Ela conta que em um episódio, um aluno branco jogou lixo no chão e pediu para colega negra pegar, chamando-a de “escravinha”. Outro aluno negro ficou indignado com a atitude racista e a discussão terminou em agressão física. Após serem chamados a sala da diretoria, o diretor puniu apenas o garoto negro pela agressão e considerou irrelevante o comentário do aluno branco. Ignorando por completo a violência e humilhação sofrida pela aluna negra. Isso prova que a equipe pedagógica não está preparada para lidar com a questão do racismo na escola.
Crianças brancas se sentem superiores, mas os docentes acabam considerando que as crianças não agem por mau, ou que não é algo sério. Alguns chegam a dizer que não existe preconceito na escola, e que isso só existe na cabeça de quem é negro e se sente vitimizado. Na maioria dos casos, os alunos brancos não são punidos, apenas precisam pedir desculpas pelos xingamentos.
A omissão por parte da escola permite que os sujeitos reproduzam esse tipo de comportamento, pois aquilo que não é admitido, não pode ser combatido. Isso acontece porque as raízes do racismo permeiam toda a história do nosso país, desde a sua formação. Vários estudiosos já se debruçaram sobre o tema, mas apesar de todo o debate sobre a necessidade de valorização da etnia negra e indígena.
Os efeitos negativos da escravidão são sentidos até hoje. Historicamente, os negros são a maioria nas prisões, nas favelas e nas periferias. Além disso, apesar da maioria da população brasileira ser negra ou parda, a remuneração dos delas é inferior à dos brancos e o acesso a cargo de chefia também é menor.
____
- INSTRUÇÕES DA TAREFA
Resuma em duas frases o texto sobre racismo na escola.
____
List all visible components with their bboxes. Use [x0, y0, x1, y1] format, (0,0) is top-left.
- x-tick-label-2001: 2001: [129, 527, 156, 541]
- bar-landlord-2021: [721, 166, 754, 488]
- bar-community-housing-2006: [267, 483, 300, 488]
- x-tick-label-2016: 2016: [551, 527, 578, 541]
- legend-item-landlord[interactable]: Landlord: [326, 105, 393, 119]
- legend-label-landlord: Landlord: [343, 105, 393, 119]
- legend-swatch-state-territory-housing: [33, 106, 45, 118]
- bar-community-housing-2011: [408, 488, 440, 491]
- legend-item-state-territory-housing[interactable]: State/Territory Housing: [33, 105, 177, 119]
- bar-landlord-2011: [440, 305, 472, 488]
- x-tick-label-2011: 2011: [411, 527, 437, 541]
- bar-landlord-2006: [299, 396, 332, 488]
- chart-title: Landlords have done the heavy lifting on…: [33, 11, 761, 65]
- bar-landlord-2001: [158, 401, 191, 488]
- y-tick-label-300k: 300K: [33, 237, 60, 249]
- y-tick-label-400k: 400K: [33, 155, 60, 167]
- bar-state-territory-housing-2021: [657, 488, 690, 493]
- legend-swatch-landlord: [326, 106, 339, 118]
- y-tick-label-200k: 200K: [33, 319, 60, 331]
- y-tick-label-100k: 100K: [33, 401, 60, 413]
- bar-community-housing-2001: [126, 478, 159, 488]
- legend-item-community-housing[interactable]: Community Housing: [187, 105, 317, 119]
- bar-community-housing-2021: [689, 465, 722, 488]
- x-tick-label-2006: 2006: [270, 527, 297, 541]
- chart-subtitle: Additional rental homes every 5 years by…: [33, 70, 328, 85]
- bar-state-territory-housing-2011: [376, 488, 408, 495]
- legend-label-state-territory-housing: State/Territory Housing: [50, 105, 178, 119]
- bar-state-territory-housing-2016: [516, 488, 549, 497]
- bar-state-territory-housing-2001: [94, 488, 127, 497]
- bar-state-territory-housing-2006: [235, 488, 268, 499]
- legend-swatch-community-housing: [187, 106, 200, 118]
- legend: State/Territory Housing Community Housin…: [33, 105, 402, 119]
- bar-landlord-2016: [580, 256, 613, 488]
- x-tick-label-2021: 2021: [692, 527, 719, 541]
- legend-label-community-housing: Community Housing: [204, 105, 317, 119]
____
- RESPOSTA COMPLETA
Depois que um aluno branco chamou uma colega negra de "escravinha" e a discussão com outro aluno negro terminou em agressão física, o diretor puniu apenas o garoto negro e ignorou a humilhação sofrida pela aluna, o que mostra que a equipe pedagógica não está preparada para lidar com o racismo na escola. A omissão da escola, que na maioria dos casos só exige desculpas dos alunos brancos, permite que esse comportamento se repita, e os efeitos negativos da escravidão ainda são sentidos hoje, com os negros sendo historicamente a maioria nas prisões, nas favelas e nas periferias.